Data provided:

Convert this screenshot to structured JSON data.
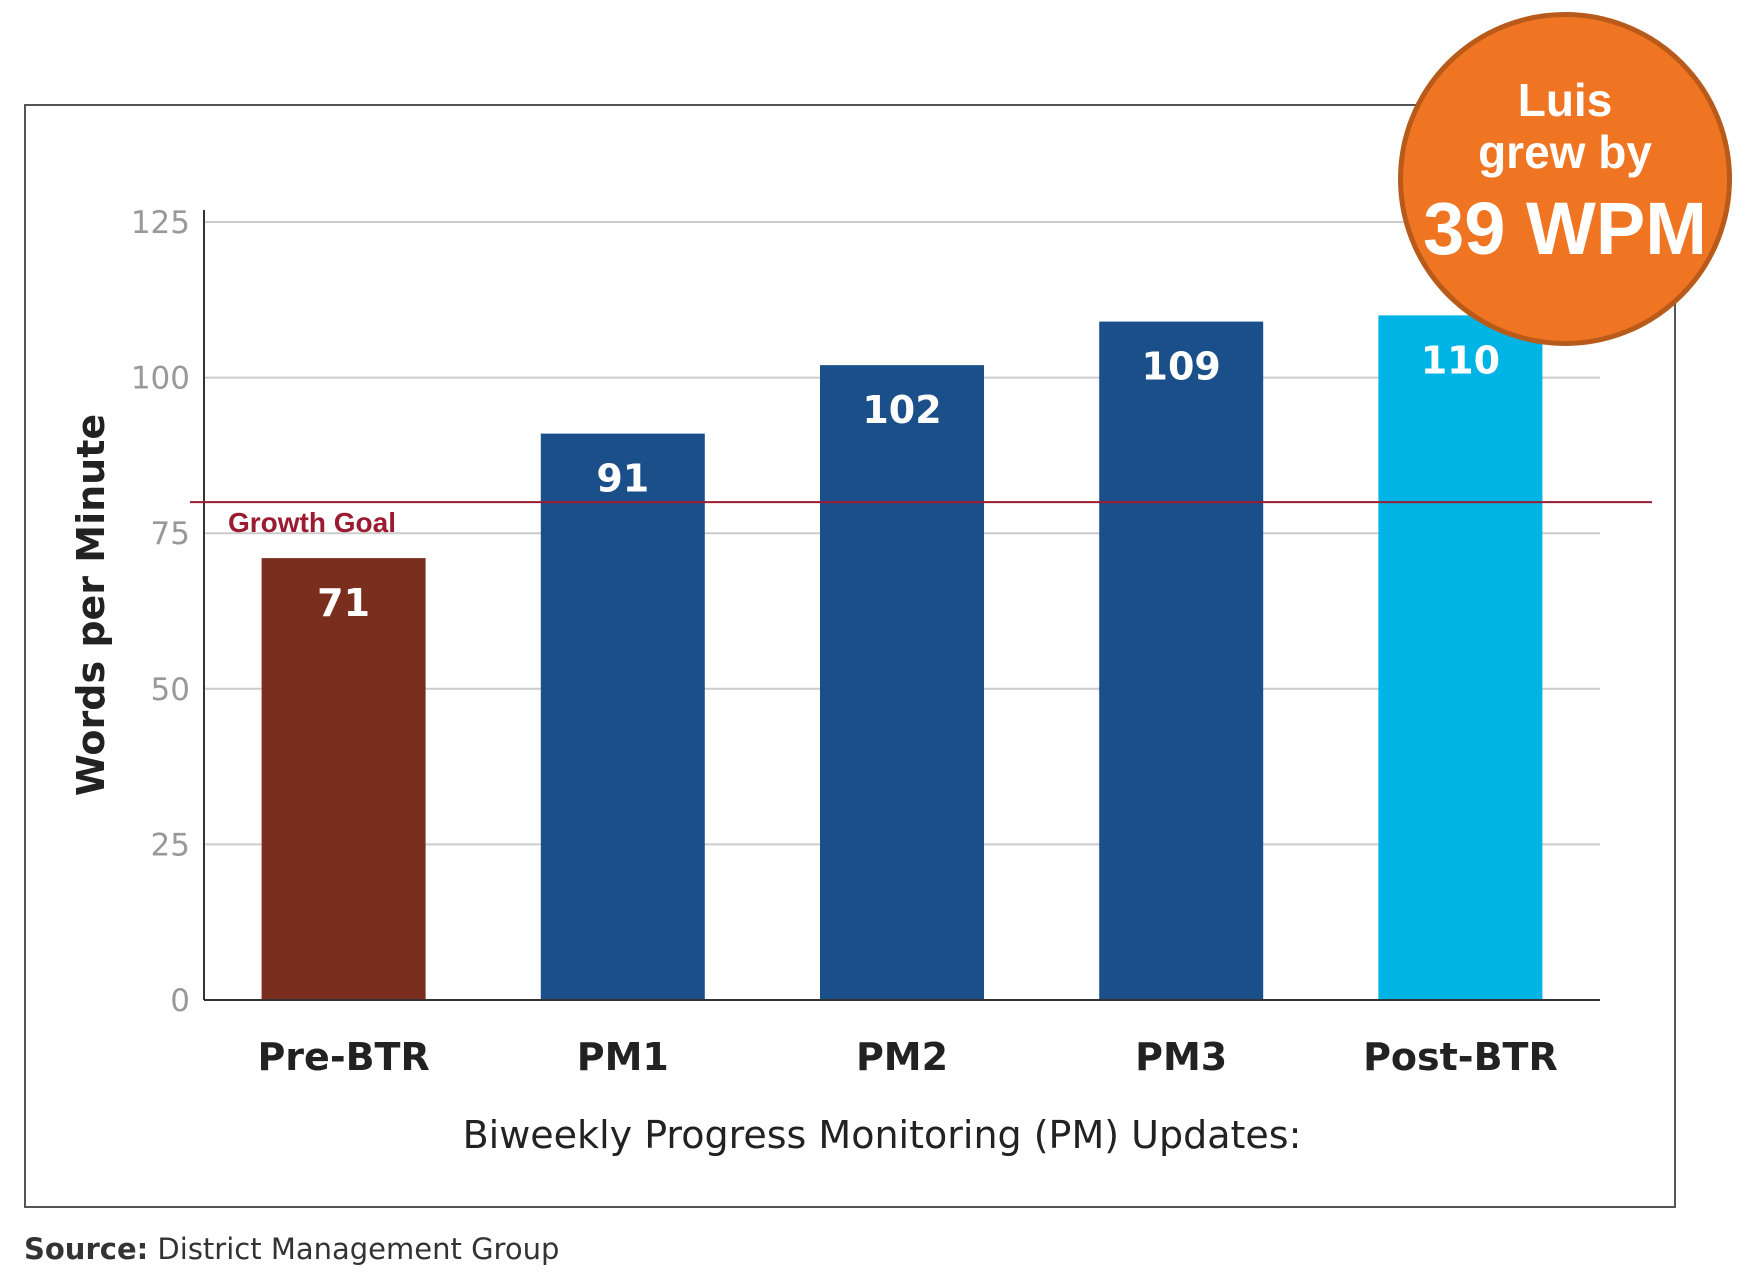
{
  "chart_data": {
    "type": "bar",
    "categories": [
      "Pre-BTR",
      "PM1",
      "PM2",
      "PM3",
      "Post-BTR"
    ],
    "values": [
      71,
      91,
      102,
      109,
      110
    ],
    "data_labels": [
      "71",
      "91",
      "102",
      "109",
      "110"
    ],
    "bar_colors": [
      "#7a2e1e",
      "#1b4f8a",
      "#1b4f8a",
      "#1b4f8a",
      "#00b5e6"
    ],
    "title": "",
    "xlabel": "Biweekly Progress Monitoring (PM) Updates:",
    "ylabel": "Words per Minute",
    "ylim": [
      0,
      125
    ],
    "yticks": [
      0,
      25,
      50,
      75,
      100,
      125
    ],
    "ytick_labels": [
      "0",
      "25",
      "50",
      "75",
      "100",
      "125"
    ],
    "grid": true,
    "reference_line": {
      "label": "Growth Goal",
      "value": 80,
      "color": "#9b1b30"
    }
  },
  "badge": {
    "line1": "Luis",
    "line2": "grew by",
    "line3": "39 WPM",
    "color": "#f07522"
  },
  "source": {
    "label": "Source:",
    "text": " District Management Group"
  }
}
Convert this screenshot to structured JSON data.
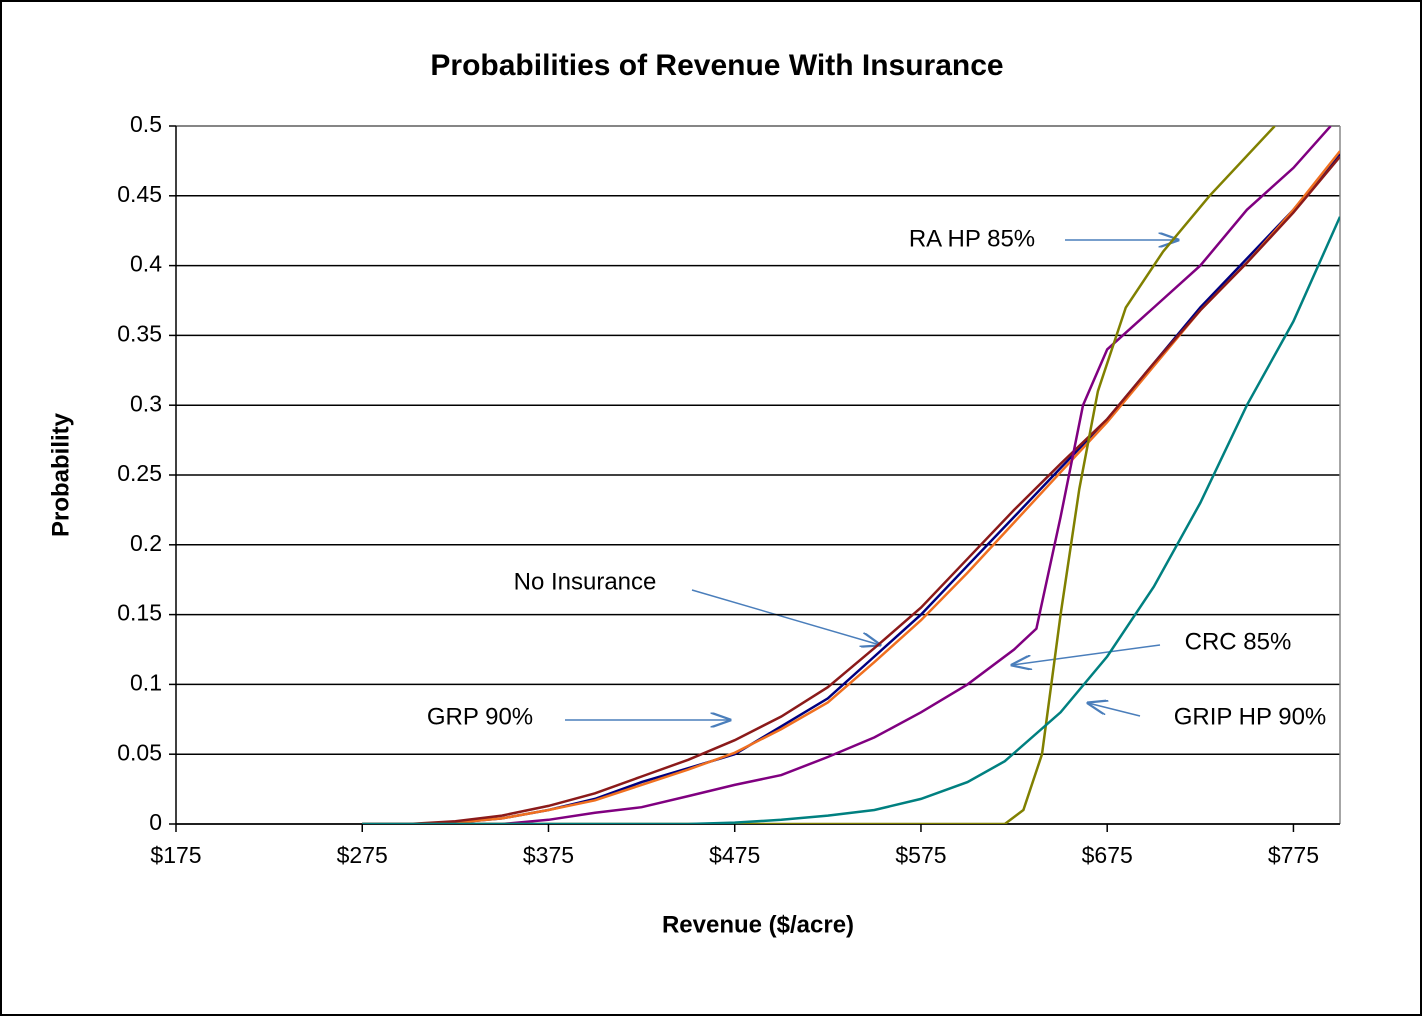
{
  "chart_data": {
    "type": "line",
    "title": "Probabilities of Revenue With Insurance",
    "xlabel": "Revenue ($/acre)",
    "ylabel": "Probability",
    "xlim": [
      175,
      800
    ],
    "ylim": [
      0,
      0.5
    ],
    "xticks": [
      {
        "value": 175,
        "label": "$175"
      },
      {
        "value": 275,
        "label": "$275"
      },
      {
        "value": 375,
        "label": "$375"
      },
      {
        "value": 475,
        "label": "$475"
      },
      {
        "value": 575,
        "label": "$575"
      },
      {
        "value": 675,
        "label": "$675"
      },
      {
        "value": 775,
        "label": "$775"
      }
    ],
    "yticks": [
      0,
      0.05,
      0.1,
      0.15,
      0.2,
      0.25,
      0.3,
      0.35,
      0.4,
      0.45,
      0.5
    ],
    "grid": true,
    "series": [
      {
        "name": "No Insurance",
        "color": "#000080",
        "x": [
          275,
          300,
          325,
          350,
          375,
          400,
          425,
          450,
          475,
          500,
          525,
          550,
          575,
          600,
          625,
          650,
          675,
          700,
          725,
          750,
          775,
          800
        ],
        "values": [
          0,
          0,
          0.001,
          0.004,
          0.01,
          0.018,
          0.03,
          0.04,
          0.05,
          0.07,
          0.09,
          0.12,
          0.15,
          0.185,
          0.22,
          0.255,
          0.29,
          0.33,
          0.37,
          0.405,
          0.44,
          0.48
        ]
      },
      {
        "name": "GRP 90%",
        "color": "#f07020",
        "x": [
          275,
          300,
          325,
          350,
          375,
          400,
          425,
          450,
          475,
          500,
          525,
          550,
          575,
          600,
          625,
          650,
          675,
          700,
          725,
          750,
          775,
          800
        ],
        "values": [
          0,
          0,
          0.001,
          0.004,
          0.01,
          0.017,
          0.028,
          0.039,
          0.051,
          0.068,
          0.087,
          0.116,
          0.146,
          0.18,
          0.216,
          0.252,
          0.288,
          0.328,
          0.368,
          0.402,
          0.44,
          0.482
        ]
      },
      {
        "color": "#8b1a1a",
        "x": [
          275,
          300,
          325,
          350,
          375,
          400,
          425,
          450,
          475,
          500,
          525,
          550,
          575,
          600,
          625,
          650,
          675,
          700,
          725,
          750,
          775,
          800
        ],
        "values": [
          0,
          0,
          0.002,
          0.006,
          0.013,
          0.022,
          0.034,
          0.046,
          0.06,
          0.077,
          0.098,
          0.126,
          0.155,
          0.19,
          0.225,
          0.258,
          0.29,
          0.33,
          0.368,
          0.402,
          0.438,
          0.478
        ]
      },
      {
        "name": "CRC 85%",
        "color": "#800080",
        "x": [
          275,
          350,
          375,
          400,
          425,
          450,
          475,
          500,
          525,
          550,
          575,
          600,
          625,
          637,
          650,
          662,
          675,
          700,
          725,
          750,
          775,
          795
        ],
        "values": [
          0,
          0,
          0.003,
          0.008,
          0.012,
          0.02,
          0.028,
          0.035,
          0.048,
          0.062,
          0.08,
          0.1,
          0.125,
          0.14,
          0.22,
          0.3,
          0.34,
          0.37,
          0.4,
          0.44,
          0.47,
          0.5
        ]
      },
      {
        "name": "RA HP 85%",
        "color": "#808000",
        "x": [
          275,
          600,
          620,
          630,
          640,
          650,
          660,
          670,
          685,
          705,
          730,
          765
        ],
        "values": [
          0,
          0,
          0,
          0.01,
          0.05,
          0.15,
          0.24,
          0.31,
          0.37,
          0.41,
          0.45,
          0.5
        ]
      },
      {
        "name": "GRIP HP 90%",
        "color": "#008080",
        "x": [
          275,
          450,
          475,
          500,
          525,
          550,
          575,
          600,
          620,
          650,
          675,
          700,
          725,
          750,
          775,
          800
        ],
        "values": [
          0,
          0,
          0.001,
          0.003,
          0.006,
          0.01,
          0.018,
          0.03,
          0.045,
          0.08,
          0.12,
          0.17,
          0.23,
          0.3,
          0.36,
          0.435
        ]
      }
    ]
  }
}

Exercise aim:
Print all of the records shown above exactly, leaving out each picture.

Solution below:
Convert this screenshot to structured JSON data.
{
  "chart_data": {
    "type": "bar",
    "categories": [
      "Pre-BTR",
      "PM1",
      "PM2",
      "PM3",
      "Post-BTR"
    ],
    "values": [
      71,
      91,
      102,
      109,
      110
    ],
    "data_labels": [
      "71",
      "91",
      "102",
      "109",
      "110"
    ],
    "bar_colors": [
      "#7a2e1e",
      "#1b4f8a",
      "#1b4f8a",
      "#1b4f8a",
      "#00b5e6"
    ],
    "title": "",
    "xlabel": "Biweekly Progress Monitoring (PM) Updates:",
    "ylabel": "Words per Minute",
    "ylim": [
      0,
      125
    ],
    "yticks": [
      0,
      25,
      50,
      75,
      100,
      125
    ],
    "ytick_labels": [
      "0",
      "25",
      "50",
      "75",
      "100",
      "125"
    ],
    "grid": true,
    "reference_line": {
      "label": "Growth Goal",
      "value": 80,
      "color": "#9b1b30"
    }
  },
  "badge": {
    "line1": "Luis",
    "line2": "grew by",
    "line3": "39 WPM",
    "color": "#f07522"
  },
  "source": {
    "label": "Source:",
    "text": " District Management Group"
  }
}
Convert this screenshot to structured JSON data.
{
  "chart_data": {
    "type": "line",
    "title": "Probabilities of Revenue With Insurance",
    "xlabel": "Revenue ($/acre)",
    "ylabel": "Probability",
    "xlim": [
      175,
      800
    ],
    "ylim": [
      0,
      0.5
    ],
    "xticks": [
      {
        "value": 175,
        "label": "$175"
      },
      {
        "value": 275,
        "label": "$275"
      },
      {
        "value": 375,
        "label": "$375"
      },
      {
        "value": 475,
        "label": "$475"
      },
      {
        "value": 575,
        "label": "$575"
      },
      {
        "value": 675,
        "label": "$675"
      },
      {
        "value": 775,
        "label": "$775"
      }
    ],
    "yticks": [
      0,
      0.05,
      0.1,
      0.15,
      0.2,
      0.25,
      0.3,
      0.35,
      0.4,
      0.45,
      0.5
    ],
    "grid": true,
    "series": [
      {
        "name": "No Insurance",
        "color": "#000080",
        "x": [
          275,
          300,
          325,
          350,
          375,
          400,
          425,
          450,
          475,
          500,
          525,
          550,
          575,
          600,
          625,
          650,
          675,
          700,
          725,
          750,
          775,
          800
        ],
        "values": [
          0,
          0,
          0.001,
          0.004,
          0.01,
          0.018,
          0.03,
          0.04,
          0.05,
          0.07,
          0.09,
          0.12,
          0.15,
          0.185,
          0.22,
          0.255,
          0.29,
          0.33,
          0.37,
          0.405,
          0.44,
          0.48
        ]
      },
      {
        "name": "GRP 90%",
        "color": "#f07020",
        "x": [
          275,
          300,
          325,
          350,
          375,
          400,
          425,
          450,
          475,
          500,
          525,
          550,
          575,
          600,
          625,
          650,
          675,
          700,
          725,
          750,
          775,
          800
        ],
        "values": [
          0,
          0,
          0.001,
          0.004,
          0.01,
          0.017,
          0.028,
          0.039,
          0.051,
          0.068,
          0.087,
          0.116,
          0.146,
          0.18,
          0.216,
          0.252,
          0.288,
          0.328,
          0.368,
          0.402,
          0.44,
          0.482
        ]
      },
      {
        "color": "#8b1a1a",
        "x": [
          275,
          300,
          325,
          350,
          375,
          400,
          425,
          450,
          475,
          500,
          525,
          550,
          575,
          600,
          625,
          650,
          675,
          700,
          725,
          750,
          775,
          800
        ],
        "values": [
          0,
          0,
          0.002,
          0.006,
          0.013,
          0.022,
          0.034,
          0.046,
          0.06,
          0.077,
          0.098,
          0.126,
          0.155,
          0.19,
          0.225,
          0.258,
          0.29,
          0.33,
          0.368,
          0.402,
          0.438,
          0.478
        ]
      },
      {
        "name": "CRC 85%",
        "color": "#800080",
        "x": [
          275,
          350,
          375,
          400,
          425,
          450,
          475,
          500,
          525,
          550,
          575,
          600,
          625,
          637,
          650,
          662,
          675,
          700,
          725,
          750,
          775,
          795
        ],
        "values": [
          0,
          0,
          0.003,
          0.008,
          0.012,
          0.02,
          0.028,
          0.035,
          0.048,
          0.062,
          0.08,
          0.1,
          0.125,
          0.14,
          0.22,
          0.3,
          0.34,
          0.37,
          0.4,
          0.44,
          0.47,
          0.5
        ]
      },
      {
        "name": "RA HP 85%",
        "color": "#808000",
        "x": [
          275,
          600,
          620,
          630,
          640,
          650,
          660,
          670,
          685,
          705,
          730,
          765
        ],
        "values": [
          0,
          0,
          0,
          0.01,
          0.05,
          0.15,
          0.24,
          0.31,
          0.37,
          0.41,
          0.45,
          0.5
        ]
      },
      {
        "name": "GRIP HP 90%",
        "color": "#008080",
        "x": [
          275,
          450,
          475,
          500,
          525,
          550,
          575,
          600,
          620,
          650,
          675,
          700,
          725,
          750,
          775,
          800
        ],
        "values": [
          0,
          0,
          0.001,
          0.003,
          0.006,
          0.01,
          0.018,
          0.03,
          0.045,
          0.08,
          0.12,
          0.17,
          0.23,
          0.3,
          0.36,
          0.435
        ]
      }
    ]
  }
}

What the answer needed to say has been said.